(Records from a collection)
+---+
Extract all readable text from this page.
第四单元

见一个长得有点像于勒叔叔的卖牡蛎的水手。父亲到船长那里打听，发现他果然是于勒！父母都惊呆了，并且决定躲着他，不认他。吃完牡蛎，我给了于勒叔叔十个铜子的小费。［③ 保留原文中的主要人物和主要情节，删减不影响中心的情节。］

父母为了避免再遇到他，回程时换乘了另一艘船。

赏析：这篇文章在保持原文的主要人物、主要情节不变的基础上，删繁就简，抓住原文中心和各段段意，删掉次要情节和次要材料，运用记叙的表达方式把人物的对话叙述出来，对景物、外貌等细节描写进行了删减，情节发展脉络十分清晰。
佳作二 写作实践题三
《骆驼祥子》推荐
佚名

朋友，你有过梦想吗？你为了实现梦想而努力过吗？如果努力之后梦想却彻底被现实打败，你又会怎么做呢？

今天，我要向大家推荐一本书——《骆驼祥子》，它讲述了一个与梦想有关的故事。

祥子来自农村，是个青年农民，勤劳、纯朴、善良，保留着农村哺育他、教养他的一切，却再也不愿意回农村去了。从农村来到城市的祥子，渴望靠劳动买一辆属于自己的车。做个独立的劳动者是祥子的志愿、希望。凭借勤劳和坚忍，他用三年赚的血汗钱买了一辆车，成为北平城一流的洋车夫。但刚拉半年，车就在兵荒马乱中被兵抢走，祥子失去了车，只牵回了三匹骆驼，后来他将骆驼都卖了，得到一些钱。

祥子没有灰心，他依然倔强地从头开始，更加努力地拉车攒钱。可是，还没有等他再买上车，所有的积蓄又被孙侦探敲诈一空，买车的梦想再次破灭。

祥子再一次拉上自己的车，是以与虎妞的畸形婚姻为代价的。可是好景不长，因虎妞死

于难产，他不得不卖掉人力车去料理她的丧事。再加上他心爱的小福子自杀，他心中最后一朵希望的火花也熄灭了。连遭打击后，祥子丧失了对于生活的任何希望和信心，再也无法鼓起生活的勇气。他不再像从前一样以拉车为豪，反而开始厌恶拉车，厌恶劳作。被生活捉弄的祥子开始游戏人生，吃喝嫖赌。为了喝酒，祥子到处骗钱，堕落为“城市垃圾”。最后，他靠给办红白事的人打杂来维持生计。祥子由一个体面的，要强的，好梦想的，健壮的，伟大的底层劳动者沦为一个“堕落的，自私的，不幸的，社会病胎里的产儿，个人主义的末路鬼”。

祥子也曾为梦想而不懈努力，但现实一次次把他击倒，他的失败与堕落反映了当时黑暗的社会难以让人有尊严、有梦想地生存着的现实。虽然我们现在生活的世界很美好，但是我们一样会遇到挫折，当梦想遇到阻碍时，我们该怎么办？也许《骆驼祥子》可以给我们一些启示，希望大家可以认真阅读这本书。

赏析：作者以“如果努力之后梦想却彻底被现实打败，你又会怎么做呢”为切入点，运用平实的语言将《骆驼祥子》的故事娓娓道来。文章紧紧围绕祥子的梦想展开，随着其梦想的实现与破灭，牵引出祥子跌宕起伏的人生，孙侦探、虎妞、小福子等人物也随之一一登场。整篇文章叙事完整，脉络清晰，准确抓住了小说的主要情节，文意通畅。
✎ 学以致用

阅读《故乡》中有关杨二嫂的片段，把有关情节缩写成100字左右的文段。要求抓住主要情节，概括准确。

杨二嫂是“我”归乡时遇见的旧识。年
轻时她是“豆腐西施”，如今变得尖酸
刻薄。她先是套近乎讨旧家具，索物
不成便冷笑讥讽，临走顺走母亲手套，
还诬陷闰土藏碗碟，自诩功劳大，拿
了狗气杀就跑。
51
+---+
EXERCISE TASK: Transcribe each record exactly. Leave nothing out.

TASK ANSWER:
Extract all readable text from this page.
第四单元

见一个长得有点像于勒叔叔的卖牡蛎的水手。父亲到船长那里打听，发现他果然是于勒！父母都惊呆了，并且决定躲着他，不认他。吃完牡蛎，我给了于勒叔叔十个铜子的小费。［③ 保留原文中的主要人物和主要情节，删减不影响中心的情节。］

父母为了避免再遇到他，回程时换乘了另一艘船。

赏析：这篇文章在保持原文的主要人物、主要情节不变的基础上，删繁就简，抓住原文中心和各段段意，删掉次要情节和次要材料，运用记叙的表达方式把人物的对话叙述出来，对景物、外貌等细节描写进行了删减，情节发展脉络十分清晰。
佳作二 写作实践题三
《骆驼祥子》推荐
佚名

朋友，你有过梦想吗？你为了实现梦想而努力过吗？如果努力之后梦想却彻底被现实打败，你又会怎么做呢？

今天，我要向大家推荐一本书——《骆驼祥子》，它讲述了一个与梦想有关的故事。

祥子来自农村，是个青年农民，勤劳、纯朴、善良，保留着农村哺育他、教养他的一切，却再也不愿意回农村去了。从农村来到城市的祥子，渴望靠劳动买一辆属于自己的车。做个独立的劳动者是祥子的志愿、希望。凭借勤劳和坚忍，他用三年赚的血汗钱买了一辆车，成为北平城一流的洋车夫。但刚拉半年，车就在兵荒马乱中被兵抢走，祥子失去了车，只牵回了三匹骆驼，后来他将骆驼都卖了，得到一些钱。

祥子没有灰心，他依然倔强地从头开始，更加努力地拉车攒钱。可是，还没有等他再买上车，所有的积蓄又被孙侦探敲诈一空，买车的梦想再次破灭。

祥子再一次拉上自己的车，是以与虎妞的畸形婚姻为代价的。可是好景不长，因虎妞死

于难产，他不得不卖掉人力车去料理她的丧事。再加上他心爱的小福子自杀，他心中最后一朵希望的火花也熄灭了。连遭打击后，祥子丧失了对于生活的任何希望和信心，再也无法鼓起生活的勇气。他不再像从前一样以拉车为豪，反而开始厌恶拉车，厌恶劳作。被生活捉弄的祥子开始游戏人生，吃喝嫖赌。为了喝酒，祥子到处骗钱，堕落为“城市垃圾”。最后，他靠给办红白事的人打杂来维持生计。祥子由一个体面的，要强的，好梦想的，健壮的，伟大的底层劳动者沦为一个“堕落的，自私的，不幸的，社会病胎里的产儿，个人主义的末路鬼”。

祥子也曾为梦想而不懈努力，但现实一次次把他击倒，他的失败与堕落反映了当时黑暗的社会难以让人有尊严、有梦想地生存着的现实。虽然我们现在生活的世界很美好，但是我们一样会遇到挫折，当梦想遇到阻碍时，我们该怎么办？也许《骆驼祥子》可以给我们一些启示，希望大家可以认真阅读这本书。

赏析：作者以“如果努力之后梦想却彻底被现实打败，你又会怎么做呢”为切入点，运用平实的语言将《骆驼祥子》的故事娓娓道来。文章紧紧围绕祥子的梦想展开，随着其梦想的实现与破灭，牵引出祥子跌宕起伏的人生，孙侦探、虎妞、小福子等人物也随之一一登场。整篇文章叙事完整，脉络清晰，准确抓住了小说的主要情节，文意通畅。
✎ 学以致用

阅读《故乡》中有关杨二嫂的片段，把有关情节缩写成100字左右的文段。要求抓住主要情节，概括准确。

杨二嫂是“我”归乡时遇见的旧识。年
轻时她是“豆腐西施”，如今变得尖酸
刻薄。她先是套近乎讨旧家具，索物
不成便冷笑讥讽，临走顺走母亲手套，
还诬陷闰土藏碗碟，自诩功劳大，拿
了狗气杀就跑。
51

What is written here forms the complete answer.